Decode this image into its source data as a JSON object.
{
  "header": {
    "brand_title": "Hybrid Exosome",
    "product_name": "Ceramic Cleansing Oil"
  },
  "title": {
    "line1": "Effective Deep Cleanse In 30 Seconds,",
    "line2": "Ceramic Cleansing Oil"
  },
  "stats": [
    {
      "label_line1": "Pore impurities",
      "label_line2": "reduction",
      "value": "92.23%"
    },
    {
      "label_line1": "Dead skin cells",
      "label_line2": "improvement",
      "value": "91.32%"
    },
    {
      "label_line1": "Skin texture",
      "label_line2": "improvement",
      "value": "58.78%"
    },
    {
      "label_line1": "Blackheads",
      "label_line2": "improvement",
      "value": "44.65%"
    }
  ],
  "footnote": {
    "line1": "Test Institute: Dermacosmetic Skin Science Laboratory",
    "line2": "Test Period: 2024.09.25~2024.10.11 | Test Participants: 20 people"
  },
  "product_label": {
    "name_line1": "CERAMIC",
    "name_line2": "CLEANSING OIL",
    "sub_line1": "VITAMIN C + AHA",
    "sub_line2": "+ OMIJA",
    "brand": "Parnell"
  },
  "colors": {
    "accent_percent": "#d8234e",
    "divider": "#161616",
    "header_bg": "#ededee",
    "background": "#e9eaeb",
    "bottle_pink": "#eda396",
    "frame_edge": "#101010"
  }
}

Work request → Every record in the listing above should be reproduced exactly.

Reply →
Decode this image into its source data as a JSON object.
{
  "header": {
    "brand_title": "Hybrid Exosome",
    "product_name": "Ceramic Cleansing Oil"
  },
  "title": {
    "line1": "Effective Deep Cleanse In 30 Seconds,",
    "line2": "Ceramic Cleansing Oil"
  },
  "stats": [
    {
      "label_line1": "Pore impurities",
      "label_line2": "reduction",
      "value": "92.23%"
    },
    {
      "label_line1": "Dead skin cells",
      "label_line2": "improvement",
      "value": "91.32%"
    },
    {
      "label_line1": "Skin texture",
      "label_line2": "improvement",
      "value": "58.78%"
    },
    {
      "label_line1": "Blackheads",
      "label_line2": "improvement",
      "value": "44.65%"
    }
  ],
  "footnote": {
    "line1": "Test Institute: Dermacosmetic Skin Science Laboratory",
    "line2": "Test Period: 2024.09.25~2024.10.11 | Test Participants: 20 people"
  },
  "product_label": {
    "name_line1": "CERAMIC",
    "name_line2": "CLEANSING OIL",
    "sub_line1": "VITAMIN C + AHA",
    "sub_line2": "+ OMIJA",
    "brand": "Parnell"
  },
  "colors": {
    "accent_percent": "#d8234e",
    "divider": "#161616",
    "header_bg": "#ededee",
    "background": "#e9eaeb",
    "bottle_pink": "#eda396",
    "frame_edge": "#101010"
  }
}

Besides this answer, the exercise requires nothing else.